WRITTEN TASK: Will you write out all the entries below exactly?

SOURCE DATA:

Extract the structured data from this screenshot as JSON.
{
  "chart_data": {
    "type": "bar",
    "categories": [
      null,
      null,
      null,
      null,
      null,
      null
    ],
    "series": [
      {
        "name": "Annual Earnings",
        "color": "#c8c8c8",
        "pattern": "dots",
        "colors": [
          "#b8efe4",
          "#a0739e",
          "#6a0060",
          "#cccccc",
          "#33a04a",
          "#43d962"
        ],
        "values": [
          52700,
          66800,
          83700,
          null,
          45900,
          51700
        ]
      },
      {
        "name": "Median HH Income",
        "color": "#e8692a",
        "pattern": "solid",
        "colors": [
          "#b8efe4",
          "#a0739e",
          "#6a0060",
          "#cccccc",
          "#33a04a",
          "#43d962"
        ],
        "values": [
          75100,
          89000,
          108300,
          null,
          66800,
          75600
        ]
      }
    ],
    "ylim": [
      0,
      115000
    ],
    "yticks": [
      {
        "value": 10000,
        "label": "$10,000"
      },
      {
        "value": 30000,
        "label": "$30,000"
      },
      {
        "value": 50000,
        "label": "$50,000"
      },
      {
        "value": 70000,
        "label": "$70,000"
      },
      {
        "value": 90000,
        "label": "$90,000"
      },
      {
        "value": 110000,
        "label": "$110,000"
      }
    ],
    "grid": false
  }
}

OUTPUT OF THE TASK:
Extract the structured data from this screenshot as JSON.
{
  "chart_data": {
    "type": "bar",
    "categories": [
      null,
      null,
      null,
      null,
      null,
      null
    ],
    "series": [
      {
        "name": "Annual Earnings",
        "color": "#c8c8c8",
        "pattern": "dots",
        "colors": [
          "#b8efe4",
          "#a0739e",
          "#6a0060",
          "#cccccc",
          "#33a04a",
          "#43d962"
        ],
        "values": [
          52700,
          66800,
          83700,
          null,
          45900,
          51700
        ]
      },
      {
        "name": "Median HH Income",
        "color": "#e8692a",
        "pattern": "solid",
        "colors": [
          "#b8efe4",
          "#a0739e",
          "#6a0060",
          "#cccccc",
          "#33a04a",
          "#43d962"
        ],
        "values": [
          75100,
          89000,
          108300,
          null,
          66800,
          75600
        ]
      }
    ],
    "ylim": [
      0,
      115000
    ],
    "yticks": [
      {
        "value": 10000,
        "label": "$10,000"
      },
      {
        "value": 30000,
        "label": "$30,000"
      },
      {
        "value": 50000,
        "label": "$50,000"
      },
      {
        "value": 70000,
        "label": "$70,000"
      },
      {
        "value": 90000,
        "label": "$90,000"
      },
      {
        "value": 110000,
        "label": "$110,000"
      }
    ],
    "grid": false
  }
}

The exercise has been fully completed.